Tortue Gallery, 2917 Santa Monica Blvd., to July 7.
Soft Rock: Mineko Grimmer inaugurates a commodious new space for the Koplin Gallery with a process-piece called “Eternal Ephemeral.” Typically, it combines modernist moves with a traditional Japanese aesthetic. Two pier-like rows of parallel poles descend in steps across the gallery, each topped with a pile of red pebbles that also surround the uprights with a gravel garden. The work didn’t always look this way. It began with the pebbles frozen in ice and resting atop the columns. As the ice thawed, the garden was formed by falling pebbles. Nice conceit, that.
Grimmer also shows photos of rocks washed by the surf and four maquettes for wood-frame pavilions that take off from Japanese architecture to form the structural component of her characteristic musical-pebbles sculpture. Models are small but suggest ambitious projects.

GIVEN RECORDS.
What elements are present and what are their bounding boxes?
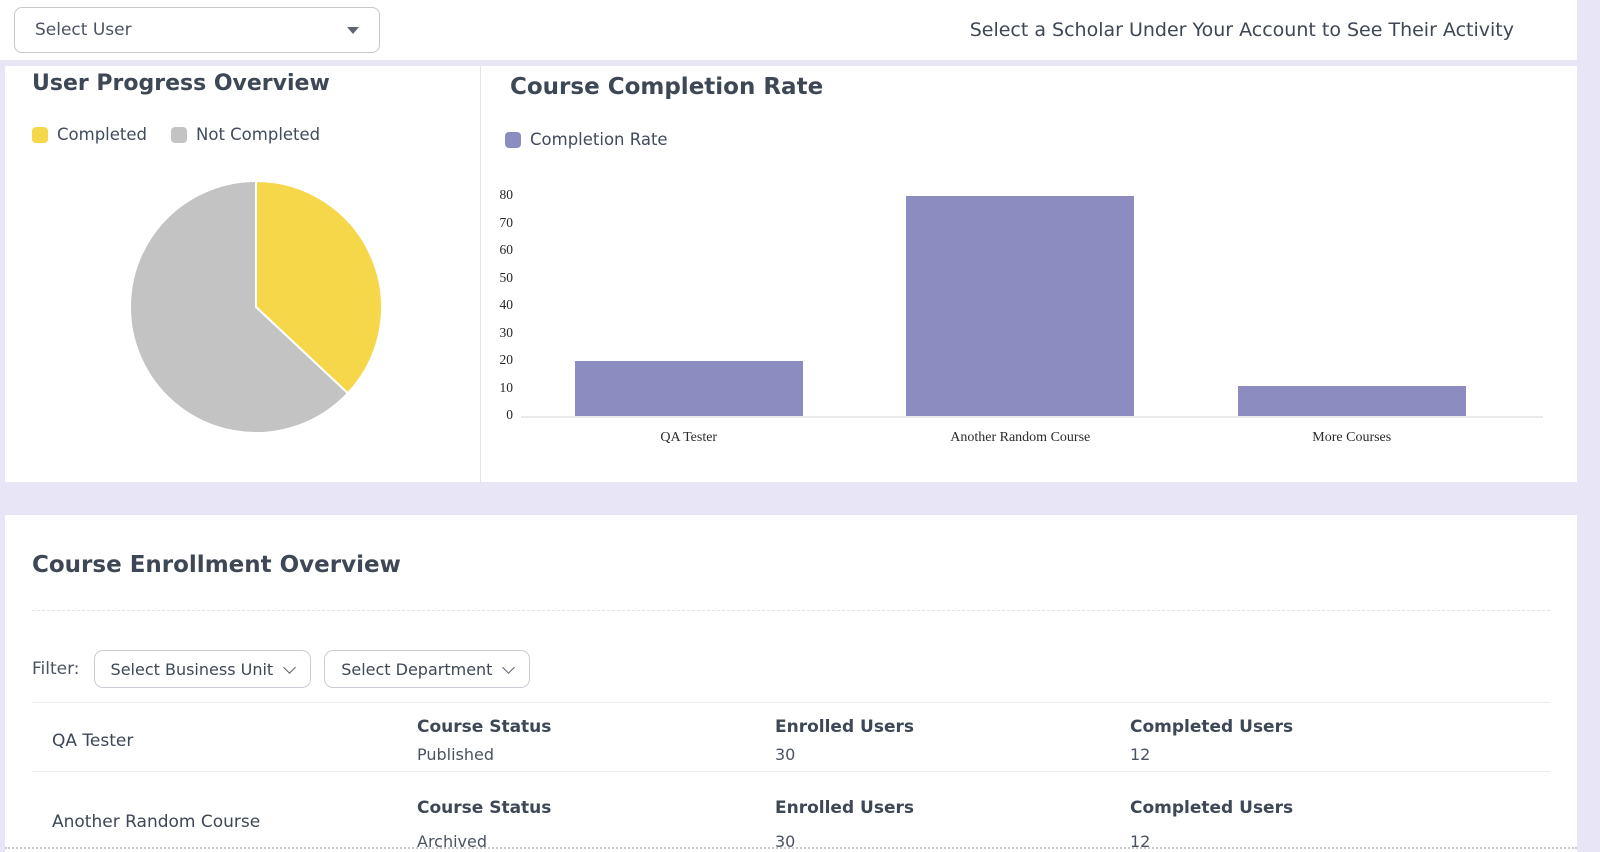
bottom-dashed-line [5, 847, 1577, 849]
divider [32, 771, 1550, 772]
bar-more-courses [1237, 385, 1466, 416]
divider [32, 610, 1550, 611]
enrollment-title: Course Enrollment Overview [32, 552, 401, 578]
pie-slice-completed [255, 179, 383, 395]
business-unit-select[interactable]: Select Business Unit [93, 650, 312, 688]
status-value: Archived [417, 832, 488, 851]
completed-value: 12 [1130, 745, 1151, 764]
y-axis-tick: 20 [499, 352, 514, 367]
divider [32, 702, 1550, 703]
legend-item-completion-rate: Completion Rate [505, 130, 668, 149]
business-unit-value: Select Business Unit [110, 659, 274, 679]
x-axis-line [521, 416, 1543, 418]
pie-legend: Completed Not Completed [32, 125, 320, 144]
chevron-down-icon [502, 660, 516, 674]
enrolled-header: Enrolled Users [775, 798, 915, 818]
x-axis-label: More Courses [1312, 430, 1392, 445]
header-bar: Select User Select a Scholar Under Your … [0, 0, 1577, 60]
legend-item-completed: Completed [32, 125, 147, 144]
panel-divider [480, 66, 481, 482]
y-axis-tick: 10 [499, 379, 514, 395]
enrollment-card: Course Enrollment Overview Filter: Selec… [5, 515, 1577, 852]
department-value: Select Department [341, 659, 493, 679]
enrolled-value: 30 [775, 745, 796, 764]
status-value: Published [417, 745, 495, 764]
y-axis-tick: 30 [499, 324, 514, 340]
completed-swatch-icon [32, 126, 48, 143]
legend-label: Completed [57, 125, 147, 144]
y-axis-tick: 60 [499, 242, 514, 257]
x-axis-label: QA Tester [660, 430, 718, 445]
bar-legend: Completion Rate [505, 130, 668, 149]
y-axis-tick: 50 [499, 269, 514, 285]
charts-card: User Progress Overview Completed Not Com… [5, 66, 1577, 482]
not-completed-swatch-icon [171, 126, 187, 143]
page-margin [1577, 0, 1600, 852]
filter-row: Filter: Select Business Unit Select Depa… [32, 650, 543, 688]
enrolled-value: 30 [775, 832, 796, 851]
completed-value: 12 [1130, 832, 1151, 851]
bar-panel-title: Course Completion Rate [510, 74, 824, 100]
select-user-dropdown[interactable]: Select User [14, 7, 380, 53]
bar-another-random-course [906, 196, 1135, 416]
caret-down-icon [347, 26, 359, 34]
y-axis-tick: 80 [499, 187, 514, 202]
department-select[interactable]: Select Department [324, 650, 531, 688]
user-progress-pie-chart [129, 179, 383, 434]
chevron-down-icon [283, 660, 297, 674]
scholar-hint-text: Select a Scholar Under Your Account to S… [969, 19, 1514, 41]
enrolled-header: Enrolled Users [775, 717, 915, 737]
completed-header: Completed Users [1130, 717, 1294, 737]
y-axis-tick: 40 [499, 297, 514, 312]
y-axis-tick: 0 [506, 407, 513, 422]
course-name: Another Random Course [52, 812, 261, 832]
legend-item-not-completed: Not Completed [171, 125, 320, 144]
status-header: Course Status [417, 717, 552, 737]
completion-rate-swatch-icon [505, 131, 521, 148]
y-axis-tick: 70 [499, 214, 514, 230]
legend-label: Not Completed [196, 125, 321, 144]
pie-slice-not-completed [129, 179, 350, 434]
select-user-value: Select User [35, 20, 132, 40]
status-header: Course Status [417, 798, 552, 818]
filter-label: Filter: [32, 659, 80, 679]
completed-header: Completed Users [1130, 798, 1294, 818]
pie-panel-title: User Progress Overview [32, 71, 330, 96]
course-name: QA Tester [52, 731, 134, 751]
x-axis-label: Another Random Course [950, 430, 1091, 445]
course-completion-bar-chart: 0 10 20 30 40 50 60 70 80 QA Tester Another Random… [5, 66, 1577, 482]
bar-qa-tester [574, 361, 803, 416]
legend-label: Completion Rate [530, 130, 668, 149]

EXERCISE INSTRUCTIONS.
• a. In the gallery review, which works does Grimmer show at the Koplin Gallery?
• b. Do these statements agree with the gallery review? (i) The pebbles in "Eternal Ephemeral" are red. (ii) The piece began with the pebbles scattered on the gallery floor. (iii) Grimmer shows six maquettes. For each, answer yes or no and quote the deciding words.
• c. Can you pick up the gallery review after its last sentence and carry it on?
The data is not needed for anything here.

RESULTS IN ORDER.
• a.
- The process-piece "Eternal Ephemeral"
- Photos of rocks washed by the surf
- Four maquettes for wood-frame pavilions

• b.
(i) Yes: "each topped with a pile of red pebbles"
(ii) No: "It began with the pebbles frozen in ice and resting atop the columns."
(iii) No: "four maquettes for wood-frame pavilions"

• c.
Robert Schultz’s simultaneous offering is a group of exquisitely rendered pencil drawings in classicized hyper-real style. There is a tension between the artist’s cool, aristocratic detachment and the down-at-the-heels art-studio environment he depicts. Models are young and attractive, some nude, some clad. Schultz’s rendering is so fine that individual lines rarely show, just the gray texture of the paper beneath gray wash.
They look like art done by a prince in exile, discouraged that his figurative style is not in fashion. Even if it were, you’d have to say the drawing lacks the elegant spontaneity of an historical model like Ingres. The work looks engineered.
Koplin Gallery, 1436 9th St., Santa Monica, to June 23.